→ **Texte fourni**:
##############################
Cet arbre, je l’ai photographié dans la lumière crue du grand soleil, me disant que ce n’était pas vraiment le moment propice pour une bonne photo et je l’ai entreposé dans mon téléphone …

A l’arrière de la maison, dans ce qui fut le jardin, envahi par les pierrailles et les chardons bleus, des enfants se poursuivaient en criant ; et ces rires se mêlaient au ressac de la mer.

J’ai avancé sur le caillebotis qui menait à la plage ;la lumière était blanche, un tesson de bouteille fiché dans le sable renvoyait des éclats   aveuglants.
##############################
→ **Extrait source**:
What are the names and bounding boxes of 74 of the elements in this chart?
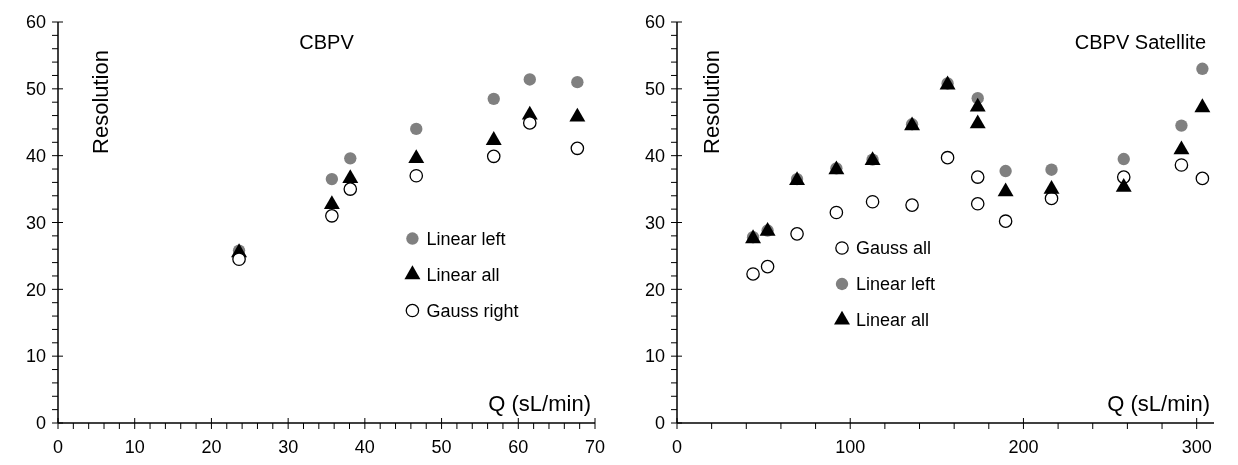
##############################
→ **Consignes**:
1 > Indiquez si chacune des affirmations suivantes concorde avec le texte sur l'arbre photographié : (a) l'arbre a été photographié en plein soleil ; (b) le jardin derrière la maison est envahi par des chardons jaunes ; (c) un caillebotis menait à la plage. Justifiez chaque réponse par une citation exacte du texte.
2 > Relevez tous les verbes conjugués au passé composé dans le texte sur l'arbre photographié.
3 > Poursuivez le texte sur l'arbre photographié à partir de sa dernière phrase.

→ **Réponses attendues**:
1 >
(a) Oui : « dans la lumière crue du grand soleil ».
(b) Non : « envahi par les pierrailles et les chardons bleus ».
(c) Oui : « le caillebotis qui menait à la plage ».

2 > ai photographié, ai entreposé, ai avancé

3 >
A l’endroit ou cessait le caillebotis, le sable avait avancé en festons poudreux et je sentis sous mes pieds chaussés des minces sandales de l’été le glissement du sable ;il s’insinuait entre mes orteils ,chaud et insistant ,il emplit mes chaussures ,augmentant  leur poids .C’était une sensation bizarre qui me faisait vaciller et je revis en un éclair ce matin de Mai, doux et encore frais ou je tombai en amour pour cette maison

J’étais passée par la plage en revenant du village ; aux alentours tout dormait encore. Dans mon sac a dos le pain chaud du boulanger croustillait encore et les oranges que je venais d’acheter brinquebalaient contre mon dos

C’est alors que je la vis, cette maison sur la pointe de la dune, juste devant la courbe de la mer. Fermée depuis quelques saisons, elle avait ouvert ses volets ; des échafaudages bordaient la façade, on piquetait le crépi pour mettre la pierre a nu, le « moellon »charentais commençait à apparaitre dans sa tendre blondeur, la génoise sous le toit déroulait sa dentelle raffinée

Je m’approchai par le sentier de pierraille et de sable ;les chardons bleus mordaient mes chevilles ;je sautais de pierre en pierre pour les éviter.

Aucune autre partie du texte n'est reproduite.